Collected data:
----------

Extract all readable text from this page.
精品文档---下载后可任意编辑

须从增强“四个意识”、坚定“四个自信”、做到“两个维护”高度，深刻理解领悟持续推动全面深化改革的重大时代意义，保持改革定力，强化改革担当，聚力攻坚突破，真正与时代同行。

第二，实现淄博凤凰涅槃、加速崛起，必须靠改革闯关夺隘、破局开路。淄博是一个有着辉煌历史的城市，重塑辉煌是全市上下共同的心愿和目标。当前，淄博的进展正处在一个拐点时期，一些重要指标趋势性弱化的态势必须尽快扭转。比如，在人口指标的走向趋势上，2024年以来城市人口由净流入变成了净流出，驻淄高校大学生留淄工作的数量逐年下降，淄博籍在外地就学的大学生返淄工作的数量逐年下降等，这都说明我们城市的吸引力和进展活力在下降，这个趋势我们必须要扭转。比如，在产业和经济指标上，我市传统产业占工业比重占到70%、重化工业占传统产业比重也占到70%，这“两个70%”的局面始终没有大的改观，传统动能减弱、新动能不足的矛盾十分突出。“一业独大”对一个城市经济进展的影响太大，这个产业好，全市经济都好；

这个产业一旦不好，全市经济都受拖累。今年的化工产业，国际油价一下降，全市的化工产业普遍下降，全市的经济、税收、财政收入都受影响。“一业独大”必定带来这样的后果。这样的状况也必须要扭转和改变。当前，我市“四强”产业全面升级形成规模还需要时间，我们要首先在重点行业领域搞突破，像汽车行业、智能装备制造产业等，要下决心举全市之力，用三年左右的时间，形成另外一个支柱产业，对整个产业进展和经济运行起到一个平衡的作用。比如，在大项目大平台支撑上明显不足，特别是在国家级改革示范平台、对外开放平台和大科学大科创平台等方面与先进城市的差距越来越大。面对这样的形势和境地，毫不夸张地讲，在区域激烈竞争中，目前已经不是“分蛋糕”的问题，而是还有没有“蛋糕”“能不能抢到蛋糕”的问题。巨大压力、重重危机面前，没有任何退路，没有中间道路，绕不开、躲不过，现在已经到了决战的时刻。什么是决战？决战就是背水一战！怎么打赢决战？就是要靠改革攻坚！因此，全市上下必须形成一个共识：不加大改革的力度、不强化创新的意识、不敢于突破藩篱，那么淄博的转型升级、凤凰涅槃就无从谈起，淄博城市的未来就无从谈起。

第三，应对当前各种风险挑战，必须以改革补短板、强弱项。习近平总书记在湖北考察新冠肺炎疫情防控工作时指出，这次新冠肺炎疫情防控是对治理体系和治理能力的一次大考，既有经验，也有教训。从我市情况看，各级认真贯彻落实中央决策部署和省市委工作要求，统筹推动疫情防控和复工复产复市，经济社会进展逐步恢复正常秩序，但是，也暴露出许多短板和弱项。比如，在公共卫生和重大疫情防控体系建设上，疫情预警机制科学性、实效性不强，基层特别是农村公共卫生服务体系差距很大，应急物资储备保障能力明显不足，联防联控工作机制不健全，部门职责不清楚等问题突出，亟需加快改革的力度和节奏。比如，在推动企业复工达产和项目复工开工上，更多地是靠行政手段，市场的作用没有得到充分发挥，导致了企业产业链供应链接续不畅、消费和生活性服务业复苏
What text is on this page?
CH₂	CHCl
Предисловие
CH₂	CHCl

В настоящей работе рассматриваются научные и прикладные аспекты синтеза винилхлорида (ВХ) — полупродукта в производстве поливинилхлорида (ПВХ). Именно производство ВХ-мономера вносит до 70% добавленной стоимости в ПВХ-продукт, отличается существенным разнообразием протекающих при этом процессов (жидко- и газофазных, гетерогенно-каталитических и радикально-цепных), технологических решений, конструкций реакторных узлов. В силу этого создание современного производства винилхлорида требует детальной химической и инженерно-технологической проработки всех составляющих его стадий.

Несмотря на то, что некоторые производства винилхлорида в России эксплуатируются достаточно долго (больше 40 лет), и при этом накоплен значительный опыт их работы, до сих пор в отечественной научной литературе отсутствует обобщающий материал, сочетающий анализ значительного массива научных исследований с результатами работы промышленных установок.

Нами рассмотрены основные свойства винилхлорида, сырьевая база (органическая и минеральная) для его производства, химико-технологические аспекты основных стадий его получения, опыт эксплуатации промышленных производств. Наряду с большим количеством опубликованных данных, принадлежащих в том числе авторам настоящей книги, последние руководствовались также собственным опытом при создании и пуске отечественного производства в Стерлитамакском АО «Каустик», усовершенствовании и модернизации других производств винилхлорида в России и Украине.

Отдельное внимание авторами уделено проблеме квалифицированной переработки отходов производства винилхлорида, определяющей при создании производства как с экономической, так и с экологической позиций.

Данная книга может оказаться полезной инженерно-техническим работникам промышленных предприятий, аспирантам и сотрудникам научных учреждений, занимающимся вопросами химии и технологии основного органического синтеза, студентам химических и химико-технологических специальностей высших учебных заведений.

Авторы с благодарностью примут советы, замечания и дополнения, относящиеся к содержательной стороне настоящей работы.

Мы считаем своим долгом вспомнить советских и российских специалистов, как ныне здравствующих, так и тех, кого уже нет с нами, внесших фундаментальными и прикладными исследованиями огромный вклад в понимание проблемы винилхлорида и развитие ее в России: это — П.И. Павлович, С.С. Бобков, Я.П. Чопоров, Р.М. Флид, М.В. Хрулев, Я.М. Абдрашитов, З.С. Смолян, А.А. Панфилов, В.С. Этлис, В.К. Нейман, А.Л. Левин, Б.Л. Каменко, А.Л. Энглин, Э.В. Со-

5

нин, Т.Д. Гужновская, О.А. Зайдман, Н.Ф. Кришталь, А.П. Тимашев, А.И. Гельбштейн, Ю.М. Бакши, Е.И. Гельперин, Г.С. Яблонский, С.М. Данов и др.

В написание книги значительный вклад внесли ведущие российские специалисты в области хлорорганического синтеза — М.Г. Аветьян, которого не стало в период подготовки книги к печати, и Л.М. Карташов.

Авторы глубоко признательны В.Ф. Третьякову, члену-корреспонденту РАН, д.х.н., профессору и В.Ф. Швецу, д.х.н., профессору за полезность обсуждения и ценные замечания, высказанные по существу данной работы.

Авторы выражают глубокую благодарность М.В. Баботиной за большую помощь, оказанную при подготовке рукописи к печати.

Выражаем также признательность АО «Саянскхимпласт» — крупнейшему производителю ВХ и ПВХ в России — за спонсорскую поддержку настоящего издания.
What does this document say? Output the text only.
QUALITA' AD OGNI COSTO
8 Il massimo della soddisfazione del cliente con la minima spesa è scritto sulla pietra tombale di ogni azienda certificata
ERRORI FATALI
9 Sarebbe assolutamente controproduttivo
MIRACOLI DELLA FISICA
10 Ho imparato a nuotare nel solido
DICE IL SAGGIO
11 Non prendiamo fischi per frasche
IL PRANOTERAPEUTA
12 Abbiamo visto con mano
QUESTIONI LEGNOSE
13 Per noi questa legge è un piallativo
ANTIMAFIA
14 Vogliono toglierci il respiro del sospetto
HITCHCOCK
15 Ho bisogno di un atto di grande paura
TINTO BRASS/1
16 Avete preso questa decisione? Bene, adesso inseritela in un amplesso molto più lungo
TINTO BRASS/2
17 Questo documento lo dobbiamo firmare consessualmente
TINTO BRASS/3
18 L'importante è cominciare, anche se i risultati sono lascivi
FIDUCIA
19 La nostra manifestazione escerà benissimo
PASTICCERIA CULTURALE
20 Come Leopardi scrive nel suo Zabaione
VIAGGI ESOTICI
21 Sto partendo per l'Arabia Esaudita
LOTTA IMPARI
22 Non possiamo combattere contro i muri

----------

▸ **Short exercise**
Would you reproduce all the entries exactly?

▸ **The solution**
Extract all readable text from this page.
精品文档---下载后可任意编辑

须从增强“四个意识”、坚定“四个自信”、做到“两个维护”高度，深刻理解领悟持续推动全面深化改革的重大时代意义，保持改革定力，强化改革担当，聚力攻坚突破，真正与时代同行。

第二，实现淄博凤凰涅槃、加速崛起，必须靠改革闯关夺隘、破局开路。淄博是一个有着辉煌历史的城市，重塑辉煌是全市上下共同的心愿和目标。当前，淄博的进展正处在一个拐点时期，一些重要指标趋势性弱化的态势必须尽快扭转。比如，在人口指标的走向趋势上，2024年以来城市人口由净流入变成了净流出，驻淄高校大学生留淄工作的数量逐年下降，淄博籍在外地就学的大学生返淄工作的数量逐年下降等，这都说明我们城市的吸引力和进展活力在下降，这个趋势我们必须要扭转。比如，在产业和经济指标上，我市传统产业占工业比重占到70%、重化工业占传统产业比重也占到70%，这“两个70%”的局面始终没有大的改观，传统动能减弱、新动能不足的矛盾十分突出。“一业独大”对一个城市经济进展的影响太大，这个产业好，全市经济都好；

这个产业一旦不好，全市经济都受拖累。今年的化工产业，国际油价一下降，全市的化工产业普遍下降，全市的经济、税收、财政收入都受影响。“一业独大”必定带来这样的后果。这样的状况也必须要扭转和改变。当前，我市“四强”产业全面升级形成规模还需要时间，我们要首先在重点行业领域搞突破，像汽车行业、智能装备制造产业等，要下决心举全市之力，用三年左右的时间，形成另外一个支柱产业，对整个产业进展和经济运行起到一个平衡的作用。比如，在大项目大平台支撑上明显不足，特别是在国家级改革示范平台、对外开放平台和大科学大科创平台等方面与先进城市的差距越来越大。面对这样的形势和境地，毫不夸张地讲，在区域激烈竞争中，目前已经不是“分蛋糕”的问题，而是还有没有“蛋糕”“能不能抢到蛋糕”的问题。巨大压力、重重危机面前，没有任何退路，没有中间道路，绕不开、躲不过，现在已经到了决战的时刻。什么是决战？决战就是背水一战！怎么打赢决战？就是要靠改革攻坚！因此，全市上下必须形成一个共识：不加大改革的力度、不强化创新的意识、不敢于突破藩篱，那么淄博的转型升级、凤凰涅槃就无从谈起，淄博城市的未来就无从谈起。

第三，应对当前各种风险挑战，必须以改革补短板、强弱项。习近平总书记在湖北考察新冠肺炎疫情防控工作时指出，这次新冠肺炎疫情防控是对治理体系和治理能力的一次大考，既有经验，也有教训。从我市情况看，各级认真贯彻落实中央决策部署和省市委工作要求，统筹推动疫情防控和复工复产复市，经济社会进展逐步恢复正常秩序，但是，也暴露出许多短板和弱项。比如，在公共卫生和重大疫情防控体系建设上，疫情预警机制科学性、实效性不强，基层特别是农村公共卫生服务体系差距很大，应急物资储备保障能力明显不足，联防联控工作机制不健全，部门职责不清楚等问题突出，亟需加快改革的力度和节奏。比如，在推动企业复工达产和项目复工开工上，更多地是靠行政手段，市场的作用没有得到充分发挥，导致了企业产业链供应链接续不畅、消费和生活性服务业复苏
What text is on this page?
CH₂	CHCl
Предисловие
CH₂	CHCl

В настоящей работе рассматриваются научные и прикладные аспекты синтеза винилхлорида (ВХ) — полупродукта в производстве поливинилхлорида (ПВХ). Именно производство ВХ-мономера вносит до 70% добавленной стоимости в ПВХ-продукт, отличается существенным разнообразием протекающих при этом процессов (жидко- и газофазных, гетерогенно-каталитических и радикально-цепных), технологических решений, конструкций реакторных узлов. В силу этого создание современного производства винилхлорида требует детальной химической и инженерно-технологической проработки всех составляющих его стадий.

Несмотря на то, что некоторые производства винилхлорида в России эксплуатируются достаточно долго (больше 40 лет), и при этом накоплен значительный опыт их работы, до сих пор в отечественной научной литературе отсутствует обобщающий материал, сочетающий анализ значительного массива научных исследований с результатами работы промышленных установок.

Нами рассмотрены основные свойства винилхлорида, сырьевая база (органическая и минеральная) для его производства, химико-технологические аспекты основных стадий его получения, опыт эксплуатации промышленных производств. Наряду с большим количеством опубликованных данных, принадлежащих в том числе авторам настоящей книги, последние руководствовались также собственным опытом при создании и пуске отечественного производства в Стерлитамакском АО «Каустик», усовершенствовании и модернизации других производств винилхлорида в России и Украине.

Отдельное внимание авторами уделено проблеме квалифицированной переработки отходов производства винилхлорида, определяющей при создании производства как с экономической, так и с экологической позиций.

Данная книга может оказаться полезной инженерно-техническим работникам промышленных предприятий, аспирантам и сотрудникам научных учреждений, занимающимся вопросами химии и технологии основного органического синтеза, студентам химических и химико-технологических специальностей высших учебных заведений.

Авторы с благодарностью примут советы, замечания и дополнения, относящиеся к содержательной стороне настоящей работы.

Мы считаем своим долгом вспомнить советских и российских специалистов, как ныне здравствующих, так и тех, кого уже нет с нами, внесших фундаментальными и прикладными исследованиями огромный вклад в понимание проблемы винилхлорида и развитие ее в России: это — П.И. Павлович, С.С. Бобков, Я.П. Чопоров, Р.М. Флид, М.В. Хрулев, Я.М. Абдрашитов, З.С. Смолян, А.А. Панфилов, В.С. Этлис, В.К. Нейман, А.Л. Левин, Б.Л. Каменко, А.Л. Энглин, Э.В. Со-

5

нин, Т.Д. Гужновская, О.А. Зайдман, Н.Ф. Кришталь, А.П. Тимашев, А.И. Гельбштейн, Ю.М. Бакши, Е.И. Гельперин, Г.С. Яблонский, С.М. Данов и др.

В написание книги значительный вклад внесли ведущие российские специалисты в области хлорорганического синтеза — М.Г. Аветьян, которого не стало в период подготовки книги к печати, и Л.М. Карташов.

Авторы глубоко признательны В.Ф. Третьякову, члену-корреспонденту РАН, д.х.н., профессору и В.Ф. Швецу, д.х.н., профессору за полезность обсуждения и ценные замечания, высказанные по существу данной работы.

Авторы выражают глубокую благодарность М.В. Баботиной за большую помощь, оказанную при подготовке рукописи к печати.

Выражаем также признательность АО «Саянскхимпласт» — крупнейшему производителю ВХ и ПВХ в России — за спонсорскую поддержку настоящего издания.
What does this document say? Output the text only.
QUALITA' AD OGNI COSTO
8 Il massimo della soddisfazione del cliente con la minima spesa è scritto sulla pietra tombale di ogni azienda certificata
ERRORI FATALI
9 Sarebbe assolutamente controproduttivo
MIRACOLI DELLA FISICA
10 Ho imparato a nuotare nel solido
DICE IL SAGGIO
11 Non prendiamo fischi per frasche
IL PRANOTERAPEUTA
12 Abbiamo visto con mano
QUESTIONI LEGNOSE
13 Per noi questa legge è un piallativo
ANTIMAFIA
14 Vogliono toglierci il respiro del sospetto
HITCHCOCK
15 Ho bisogno di un atto di grande paura
TINTO BRASS/1
16 Avete preso questa decisione? Bene, adesso inseritela in un amplesso molto più lungo
TINTO BRASS/2
17 Questo documento lo dobbiamo firmare consessualmente
TINTO BRASS/3
18 L'importante è cominciare, anche se i risultati sono lascivi
FIDUCIA
19 La nostra manifestazione escerà benissimo
PASTICCERIA CULTURALE
20 Come Leopardi scrive nel suo Zabaione
VIAGGI ESOTICI
21 Sto partendo per l'Arabia Esaudita
LOTTA IMPARI
22 Non possiamo combattere contro i muri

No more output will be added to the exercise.